(begin)

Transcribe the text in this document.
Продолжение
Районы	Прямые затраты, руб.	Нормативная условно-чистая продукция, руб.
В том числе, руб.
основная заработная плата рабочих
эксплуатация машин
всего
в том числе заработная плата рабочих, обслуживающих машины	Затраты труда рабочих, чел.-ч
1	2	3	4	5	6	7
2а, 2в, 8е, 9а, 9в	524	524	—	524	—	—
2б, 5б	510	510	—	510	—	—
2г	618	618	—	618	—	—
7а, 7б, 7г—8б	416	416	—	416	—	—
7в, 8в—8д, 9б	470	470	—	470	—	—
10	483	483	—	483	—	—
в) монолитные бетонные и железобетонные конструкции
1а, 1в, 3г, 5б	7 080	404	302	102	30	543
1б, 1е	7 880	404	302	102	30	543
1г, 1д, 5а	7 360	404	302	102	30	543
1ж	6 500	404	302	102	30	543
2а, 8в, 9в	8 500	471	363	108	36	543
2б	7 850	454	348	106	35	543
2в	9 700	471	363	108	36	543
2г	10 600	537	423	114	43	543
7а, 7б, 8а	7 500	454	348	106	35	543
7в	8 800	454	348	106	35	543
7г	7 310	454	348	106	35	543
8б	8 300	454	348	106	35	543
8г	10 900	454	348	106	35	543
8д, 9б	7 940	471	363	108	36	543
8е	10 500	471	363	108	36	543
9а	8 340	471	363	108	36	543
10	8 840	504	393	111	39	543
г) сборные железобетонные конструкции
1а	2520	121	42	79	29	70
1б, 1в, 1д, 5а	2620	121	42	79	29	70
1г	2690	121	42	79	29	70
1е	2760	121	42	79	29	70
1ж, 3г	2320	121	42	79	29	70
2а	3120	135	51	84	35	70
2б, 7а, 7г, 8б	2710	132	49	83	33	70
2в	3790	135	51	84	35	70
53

(end)

» WHAT IS ASKED:
Write out the full listing, keeping every line exactly as it is.

» ANSWER TO THIS TASK:
Transcribe the text in this document.
Продолжение
Районы	Прямые затраты, руб.	Нормативная условно-чистая продукция, руб.
В том числе, руб.
основная заработная плата рабочих
эксплуатация машин
всего
в том числе заработная плата рабочих, обслуживающих машины	Затраты труда рабочих, чел.-ч
1	2	3	4	5	6	7
2а, 2в, 8е, 9а, 9в	524	524	—	524	—	—
2б, 5б	510	510	—	510	—	—
2г	618	618	—	618	—	—
7а, 7б, 7г—8б	416	416	—	416	—	—
7в, 8в—8д, 9б	470	470	—	470	—	—
10	483	483	—	483	—	—
в) монолитные бетонные и железобетонные конструкции
1а, 1в, 3г, 5б	7 080	404	302	102	30	543
1б, 1е	7 880	404	302	102	30	543
1г, 1д, 5а	7 360	404	302	102	30	543
1ж	6 500	404	302	102	30	543
2а, 8в, 9в	8 500	471	363	108	36	543
2б	7 850	454	348	106	35	543
2в	9 700	471	363	108	36	543
2г	10 600	537	423	114	43	543
7а, 7б, 8а	7 500	454	348	106	35	543
7в	8 800	454	348	106	35	543
7г	7 310	454	348	106	35	543
8б	8 300	454	348	106	35	543
8г	10 900	454	348	106	35	543
8д, 9б	7 940	471	363	108	36	543
8е	10 500	471	363	108	36	543
9а	8 340	471	363	108	36	543
10	8 840	504	393	111	39	543
г) сборные железобетонные конструкции
1а	2520	121	42	79	29	70
1б, 1в, 1д, 5а	2620	121	42	79	29	70
1г	2690	121	42	79	29	70
1е	2760	121	42	79	29	70
1ж, 3г	2320	121	42	79	29	70
2а	3120	135	51	84	35	70
2б, 7а, 7г, 8б	2710	132	49	83	33	70
2в	3790	135	51	84	35	70
53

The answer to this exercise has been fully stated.